◆ **PROBLEM TO SOLVE**:
From the listing below, extract each line containing the string "معين".

◆ **Stored records**:
::::::::
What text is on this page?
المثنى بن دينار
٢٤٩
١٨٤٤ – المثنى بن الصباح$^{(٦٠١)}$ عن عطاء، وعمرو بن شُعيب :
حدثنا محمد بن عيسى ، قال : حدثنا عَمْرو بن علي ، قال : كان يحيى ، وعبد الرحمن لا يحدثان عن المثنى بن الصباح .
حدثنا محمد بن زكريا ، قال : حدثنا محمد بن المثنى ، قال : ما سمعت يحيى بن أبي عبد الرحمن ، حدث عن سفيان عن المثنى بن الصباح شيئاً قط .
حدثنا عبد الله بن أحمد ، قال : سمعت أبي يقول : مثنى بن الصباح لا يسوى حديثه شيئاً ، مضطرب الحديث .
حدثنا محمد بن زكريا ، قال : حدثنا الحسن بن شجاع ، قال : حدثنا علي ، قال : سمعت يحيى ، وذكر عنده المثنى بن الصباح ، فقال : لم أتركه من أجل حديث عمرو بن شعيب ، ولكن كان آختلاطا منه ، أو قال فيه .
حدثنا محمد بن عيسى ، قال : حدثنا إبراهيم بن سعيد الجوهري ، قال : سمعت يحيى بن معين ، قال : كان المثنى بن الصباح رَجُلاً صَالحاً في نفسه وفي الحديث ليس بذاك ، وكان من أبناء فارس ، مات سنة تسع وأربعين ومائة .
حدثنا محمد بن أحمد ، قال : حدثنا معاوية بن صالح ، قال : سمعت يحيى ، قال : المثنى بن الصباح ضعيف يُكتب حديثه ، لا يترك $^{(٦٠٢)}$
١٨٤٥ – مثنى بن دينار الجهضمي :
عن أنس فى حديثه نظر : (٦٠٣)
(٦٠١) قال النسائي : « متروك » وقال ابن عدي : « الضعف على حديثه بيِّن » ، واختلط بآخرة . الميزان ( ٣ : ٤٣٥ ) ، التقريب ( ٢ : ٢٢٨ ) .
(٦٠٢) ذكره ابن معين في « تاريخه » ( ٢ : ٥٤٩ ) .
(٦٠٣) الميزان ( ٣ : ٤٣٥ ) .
::::::::
◆ **FINISHED TASK**:
حدثنا محمد بن عيسى ، قال : حدثنا إبراهيم بن سعيد الجوهري ، قال : سمعت يحيى بن معين ، قال : كان المثنى بن الصباح رَجُلاً صَالحاً في نفسه وفي الحديث ليس بذاك ، وكان من أبناء فارس ، مات سنة تسع وأربعين ومائة .
(٦٠٢) ذكره ابن معين في « تاريخه » ( ٢ : ٥٤٩ ) .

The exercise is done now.